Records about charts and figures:
▬▬▬▬▬▬

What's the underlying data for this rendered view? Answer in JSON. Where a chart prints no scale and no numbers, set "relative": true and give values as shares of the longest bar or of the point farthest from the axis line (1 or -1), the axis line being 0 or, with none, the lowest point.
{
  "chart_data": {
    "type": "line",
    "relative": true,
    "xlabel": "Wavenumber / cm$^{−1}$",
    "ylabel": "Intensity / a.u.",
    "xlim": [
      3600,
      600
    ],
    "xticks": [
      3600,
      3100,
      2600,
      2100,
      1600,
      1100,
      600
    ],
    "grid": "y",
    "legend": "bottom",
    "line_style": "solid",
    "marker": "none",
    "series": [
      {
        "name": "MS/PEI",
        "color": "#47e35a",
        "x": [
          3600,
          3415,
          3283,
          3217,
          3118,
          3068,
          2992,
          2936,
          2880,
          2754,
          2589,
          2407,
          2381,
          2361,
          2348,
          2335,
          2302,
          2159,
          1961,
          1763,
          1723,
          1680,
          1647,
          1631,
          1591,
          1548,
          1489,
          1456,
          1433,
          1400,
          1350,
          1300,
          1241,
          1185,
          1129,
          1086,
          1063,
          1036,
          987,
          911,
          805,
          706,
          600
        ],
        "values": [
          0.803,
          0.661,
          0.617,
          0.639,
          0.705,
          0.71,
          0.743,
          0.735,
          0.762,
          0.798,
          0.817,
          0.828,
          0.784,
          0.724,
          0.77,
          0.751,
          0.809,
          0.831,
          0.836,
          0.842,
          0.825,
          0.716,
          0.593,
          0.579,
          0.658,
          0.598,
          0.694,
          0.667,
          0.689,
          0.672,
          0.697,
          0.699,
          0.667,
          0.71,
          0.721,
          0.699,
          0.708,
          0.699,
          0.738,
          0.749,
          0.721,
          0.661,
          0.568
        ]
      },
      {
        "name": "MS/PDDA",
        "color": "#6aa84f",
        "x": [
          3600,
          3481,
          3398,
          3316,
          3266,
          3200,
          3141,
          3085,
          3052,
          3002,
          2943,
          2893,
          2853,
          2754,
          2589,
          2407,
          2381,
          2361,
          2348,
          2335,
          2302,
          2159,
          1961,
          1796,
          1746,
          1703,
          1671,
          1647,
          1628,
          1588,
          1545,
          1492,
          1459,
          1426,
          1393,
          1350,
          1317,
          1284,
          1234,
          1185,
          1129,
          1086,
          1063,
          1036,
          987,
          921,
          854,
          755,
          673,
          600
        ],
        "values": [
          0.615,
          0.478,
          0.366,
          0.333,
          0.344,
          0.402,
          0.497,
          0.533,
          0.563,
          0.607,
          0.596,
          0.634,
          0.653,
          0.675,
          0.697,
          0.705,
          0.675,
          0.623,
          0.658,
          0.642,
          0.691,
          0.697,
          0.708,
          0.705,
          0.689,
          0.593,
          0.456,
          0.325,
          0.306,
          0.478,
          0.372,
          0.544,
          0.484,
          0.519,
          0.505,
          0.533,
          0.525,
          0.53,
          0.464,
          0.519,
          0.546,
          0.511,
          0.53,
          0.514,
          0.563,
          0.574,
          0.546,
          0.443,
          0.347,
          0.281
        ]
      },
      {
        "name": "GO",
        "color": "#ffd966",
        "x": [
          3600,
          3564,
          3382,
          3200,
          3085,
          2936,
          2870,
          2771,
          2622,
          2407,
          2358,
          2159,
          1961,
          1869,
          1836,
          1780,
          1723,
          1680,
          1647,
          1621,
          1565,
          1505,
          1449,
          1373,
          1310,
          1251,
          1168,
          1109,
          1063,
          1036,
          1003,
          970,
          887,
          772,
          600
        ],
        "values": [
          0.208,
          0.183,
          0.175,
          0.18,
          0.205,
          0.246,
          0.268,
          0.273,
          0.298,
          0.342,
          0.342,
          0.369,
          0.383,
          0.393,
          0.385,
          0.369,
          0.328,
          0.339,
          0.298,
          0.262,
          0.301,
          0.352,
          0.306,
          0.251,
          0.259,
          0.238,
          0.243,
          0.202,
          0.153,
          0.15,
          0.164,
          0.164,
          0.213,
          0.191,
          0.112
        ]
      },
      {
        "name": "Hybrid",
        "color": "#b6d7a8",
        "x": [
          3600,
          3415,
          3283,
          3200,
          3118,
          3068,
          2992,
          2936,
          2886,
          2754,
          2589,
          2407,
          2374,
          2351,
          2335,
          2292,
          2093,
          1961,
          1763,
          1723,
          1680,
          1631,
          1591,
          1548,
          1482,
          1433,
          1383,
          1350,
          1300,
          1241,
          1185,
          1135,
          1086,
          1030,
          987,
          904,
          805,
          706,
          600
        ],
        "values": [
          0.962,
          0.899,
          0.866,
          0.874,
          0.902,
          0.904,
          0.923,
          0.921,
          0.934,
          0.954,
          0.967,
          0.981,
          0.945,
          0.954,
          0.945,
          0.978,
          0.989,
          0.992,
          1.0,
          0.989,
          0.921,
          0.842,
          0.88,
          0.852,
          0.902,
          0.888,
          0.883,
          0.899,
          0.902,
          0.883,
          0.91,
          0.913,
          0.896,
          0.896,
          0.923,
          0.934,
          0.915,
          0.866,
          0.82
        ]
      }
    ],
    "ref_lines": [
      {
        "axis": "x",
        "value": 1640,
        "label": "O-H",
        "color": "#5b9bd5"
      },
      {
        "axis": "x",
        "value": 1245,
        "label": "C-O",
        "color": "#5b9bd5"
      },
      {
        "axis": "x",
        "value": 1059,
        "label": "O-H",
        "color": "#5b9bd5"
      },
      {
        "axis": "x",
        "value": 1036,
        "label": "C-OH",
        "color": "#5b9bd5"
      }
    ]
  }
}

▬▬▬▬▬▬

## Exercise directions
Retype the listing exactly, in full.

## Response to the exercise
What's the underlying data for this rendered view? Answer in JSON. Where a chart prints no scale and no numbers, set "relative": true and give values as shares of the longest bar or of the point farthest from the axis line (1 or -1), the axis line being 0 or, with none, the lowest point.
{
  "chart_data": {
    "type": "line",
    "relative": true,
    "xlabel": "Wavenumber / cm$^{−1}$",
    "ylabel": "Intensity / a.u.",
    "xlim": [
      3600,
      600
    ],
    "xticks": [
      3600,
      3100,
      2600,
      2100,
      1600,
      1100,
      600
    ],
    "grid": "y",
    "legend": "bottom",
    "line_style": "solid",
    "marker": "none",
    "series": [
      {
        "name": "MS/PEI",
        "color": "#47e35a",
        "x": [
          3600,
          3415,
          3283,
          3217,
          3118,
          3068,
          2992,
          2936,
          2880,
          2754,
          2589,
          2407,
          2381,
          2361,
          2348,
          2335,
          2302,
          2159,
          1961,
          1763,
          1723,
          1680,
          1647,
          1631,
          1591,
          1548,
          1489,
          1456,
          1433,
          1400,
          1350,
          1300,
          1241,
          1185,
          1129,
          1086,
          1063,
          1036,
          987,
          911,
          805,
          706,
          600
        ],
        "values": [
          0.803,
          0.661,
          0.617,
          0.639,
          0.705,
          0.71,
          0.743,
          0.735,
          0.762,
          0.798,
          0.817,
          0.828,
          0.784,
          0.724,
          0.77,
          0.751,
          0.809,
          0.831,
          0.836,
          0.842,
          0.825,
          0.716,
          0.593,
          0.579,
          0.658,
          0.598,
          0.694,
          0.667,
          0.689,
          0.672,
          0.697,
          0.699,
          0.667,
          0.71,
          0.721,
          0.699,
          0.708,
          0.699,
          0.738,
          0.749,
          0.721,
          0.661,
          0.568
        ]
      },
      {
        "name": "MS/PDDA",
        "color": "#6aa84f",
        "x": [
          3600,
          3481,
          3398,
          3316,
          3266,
          3200,
          3141,
          3085,
          3052,
          3002,
          2943,
          2893,
          2853,
          2754,
          2589,
          2407,
          2381,
          2361,
          2348,
          2335,
          2302,
          2159,
          1961,
          1796,
          1746,
          1703,
          1671,
          1647,
          1628,
          1588,
          1545,
          1492,
          1459,
          1426,
          1393,
          1350,
          1317,
          1284,
          1234,
          1185,
          1129,
          1086,
          1063,
          1036,
          987,
          921,
          854,
          755,
          673,
          600
        ],
        "values": [
          0.615,
          0.478,
          0.366,
          0.333,
          0.344,
          0.402,
          0.497,
          0.533,
          0.563,
          0.607,
          0.596,
          0.634,
          0.653,
          0.675,
          0.697,
          0.705,
          0.675,
          0.623,
          0.658,
          0.642,
          0.691,
          0.697,
          0.708,
          0.705,
          0.689,
          0.593,
          0.456,
          0.325,
          0.306,
          0.478,
          0.372,
          0.544,
          0.484,
          0.519,
          0.505,
          0.533,
          0.525,
          0.53,
          0.464,
          0.519,
          0.546,
          0.511,
          0.53,
          0.514,
          0.563,
          0.574,
          0.546,
          0.443,
          0.347,
          0.281
        ]
      },
      {
        "name": "GO",
        "color": "#ffd966",
        "x": [
          3600,
          3564,
          3382,
          3200,
          3085,
          2936,
          2870,
          2771,
          2622,
          2407,
          2358,
          2159,
          1961,
          1869,
          1836,
          1780,
          1723,
          1680,
          1647,
          1621,
          1565,
          1505,
          1449,
          1373,
          1310,
          1251,
          1168,
          1109,
          1063,
          1036,
          1003,
          970,
          887,
          772,
          600
        ],
        "values": [
          0.208,
          0.183,
          0.175,
          0.18,
          0.205,
          0.246,
          0.268,
          0.273,
          0.298,
          0.342,
          0.342,
          0.369,
          0.383,
          0.393,
          0.385,
          0.369,
          0.328,
          0.339,
          0.298,
          0.262,
          0.301,
          0.352,
          0.306,
          0.251,
          0.259,
          0.238,
          0.243,
          0.202,
          0.153,
          0.15,
          0.164,
          0.164,
          0.213,
          0.191,
          0.112
        ]
      },
      {
        "name": "Hybrid",
        "color": "#b6d7a8",
        "x": [
          3600,
          3415,
          3283,
          3200,
          3118,
          3068,
          2992,
          2936,
          2886,
          2754,
          2589,
          2407,
          2374,
          2351,
          2335,
          2292,
          2093,
          1961,
          1763,
          1723,
          1680,
          1631,
          1591,
          1548,
          1482,
          1433,
          1383,
          1350,
          1300,
          1241,
          1185,
          1135,
          1086,
          1030,
          987,
          904,
          805,
          706,
          600
        ],
        "values": [
          0.962,
          0.899,
          0.866,
          0.874,
          0.902,
          0.904,
          0.923,
          0.921,
          0.934,
          0.954,
          0.967,
          0.981,
          0.945,
          0.954,
          0.945,
          0.978,
          0.989,
          0.992,
          1.0,
          0.989,
          0.921,
          0.842,
          0.88,
          0.852,
          0.902,
          0.888,
          0.883,
          0.899,
          0.902,
          0.883,
          0.91,
          0.913,
          0.896,
          0.896,
          0.923,
          0.934,
          0.915,
          0.866,
          0.82
        ]
      }
    ],
    "ref_lines": [
      {
        "axis": "x",
        "value": 1640,
        "label": "O-H",
        "color": "#5b9bd5"
      },
      {
        "axis": "x",
        "value": 1245,
        "label": "C-O",
        "color": "#5b9bd5"
      },
      {
        "axis": "x",
        "value": 1059,
        "label": "O-H",
        "color": "#5b9bd5"
      },
      {
        "axis": "x",
        "value": 1036,
        "label": "C-OH",
        "color": "#5b9bd5"
      }
    ]
  }
}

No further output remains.